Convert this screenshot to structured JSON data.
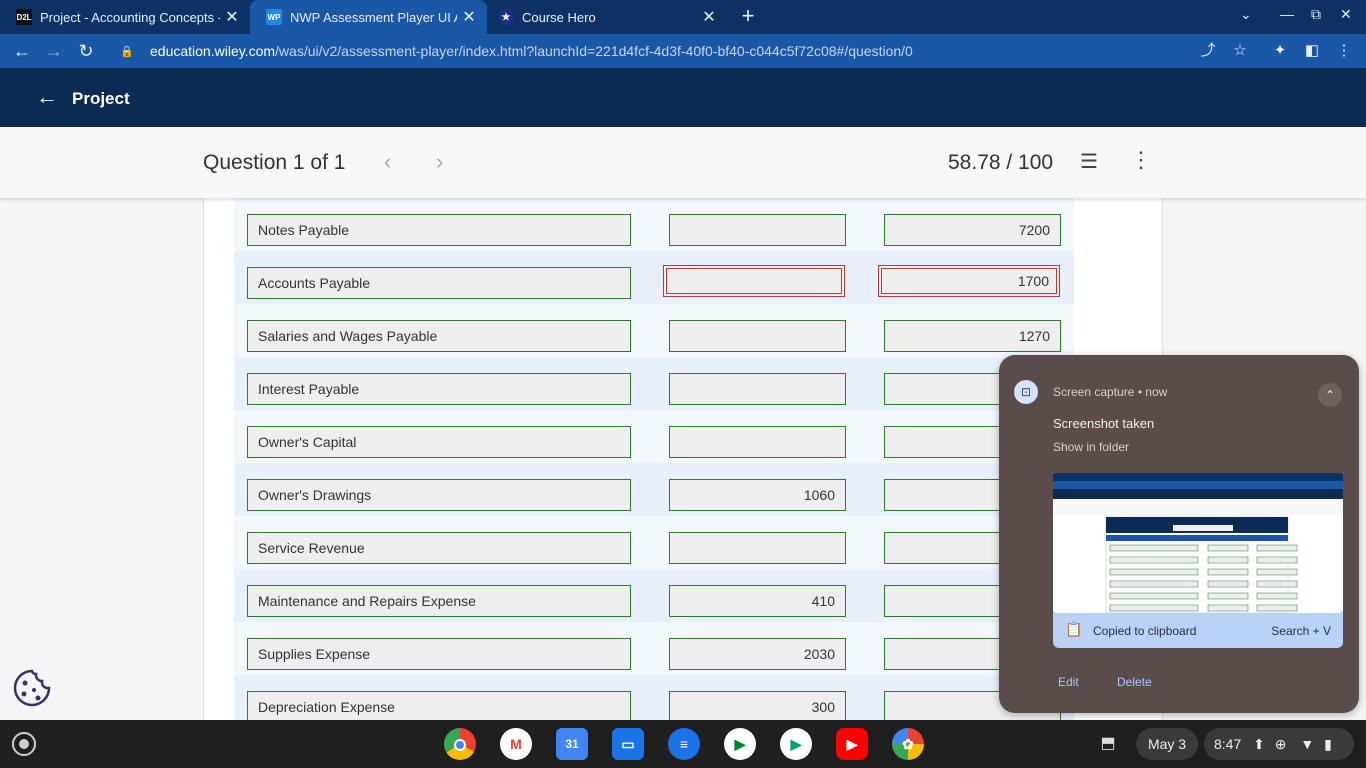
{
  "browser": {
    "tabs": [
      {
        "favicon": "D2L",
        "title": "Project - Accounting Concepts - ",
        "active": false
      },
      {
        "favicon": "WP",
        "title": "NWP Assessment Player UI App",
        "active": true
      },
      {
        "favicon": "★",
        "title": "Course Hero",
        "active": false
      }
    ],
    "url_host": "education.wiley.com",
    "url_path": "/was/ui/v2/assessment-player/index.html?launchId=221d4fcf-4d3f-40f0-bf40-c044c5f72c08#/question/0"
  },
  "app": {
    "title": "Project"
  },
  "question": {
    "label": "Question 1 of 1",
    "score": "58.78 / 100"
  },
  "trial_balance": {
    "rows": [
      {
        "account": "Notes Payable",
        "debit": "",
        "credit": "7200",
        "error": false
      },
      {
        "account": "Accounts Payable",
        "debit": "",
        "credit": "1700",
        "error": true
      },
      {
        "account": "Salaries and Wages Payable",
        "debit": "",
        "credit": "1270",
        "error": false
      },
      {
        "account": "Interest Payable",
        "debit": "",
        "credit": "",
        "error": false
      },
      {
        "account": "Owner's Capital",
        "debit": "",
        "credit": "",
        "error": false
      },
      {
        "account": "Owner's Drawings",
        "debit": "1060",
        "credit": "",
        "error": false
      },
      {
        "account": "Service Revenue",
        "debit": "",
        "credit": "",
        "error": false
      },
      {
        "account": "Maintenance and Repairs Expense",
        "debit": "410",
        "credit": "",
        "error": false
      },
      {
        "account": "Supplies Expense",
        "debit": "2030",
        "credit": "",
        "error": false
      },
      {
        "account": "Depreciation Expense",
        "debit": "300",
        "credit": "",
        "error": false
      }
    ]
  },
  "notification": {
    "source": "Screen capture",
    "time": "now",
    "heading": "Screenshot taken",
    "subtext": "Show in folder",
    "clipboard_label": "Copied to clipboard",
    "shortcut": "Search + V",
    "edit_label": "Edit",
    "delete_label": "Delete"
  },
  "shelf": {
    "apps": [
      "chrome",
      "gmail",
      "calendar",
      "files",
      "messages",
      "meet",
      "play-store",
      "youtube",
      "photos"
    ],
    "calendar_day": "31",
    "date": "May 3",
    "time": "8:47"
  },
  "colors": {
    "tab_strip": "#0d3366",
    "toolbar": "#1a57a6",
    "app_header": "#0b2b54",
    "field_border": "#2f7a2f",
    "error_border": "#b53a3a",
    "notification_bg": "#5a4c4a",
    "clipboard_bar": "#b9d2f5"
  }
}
--
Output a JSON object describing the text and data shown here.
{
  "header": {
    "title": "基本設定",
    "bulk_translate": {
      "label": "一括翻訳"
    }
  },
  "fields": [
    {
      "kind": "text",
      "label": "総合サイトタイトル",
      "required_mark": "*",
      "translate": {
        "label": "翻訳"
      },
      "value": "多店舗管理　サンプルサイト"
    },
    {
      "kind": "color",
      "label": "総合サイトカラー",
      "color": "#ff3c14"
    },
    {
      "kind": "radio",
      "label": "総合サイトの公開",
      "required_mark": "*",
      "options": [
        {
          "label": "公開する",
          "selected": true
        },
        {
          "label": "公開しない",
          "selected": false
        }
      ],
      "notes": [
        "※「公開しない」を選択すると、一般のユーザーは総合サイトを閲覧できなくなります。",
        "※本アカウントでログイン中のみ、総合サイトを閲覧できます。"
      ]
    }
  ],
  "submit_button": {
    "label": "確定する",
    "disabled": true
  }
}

• Exercise description:
Go through the listing above and locate each line that holds the word "true". Copy those lines.

• Reply:
        "active": true
        "error": true
          "selected": true
    "disabled": true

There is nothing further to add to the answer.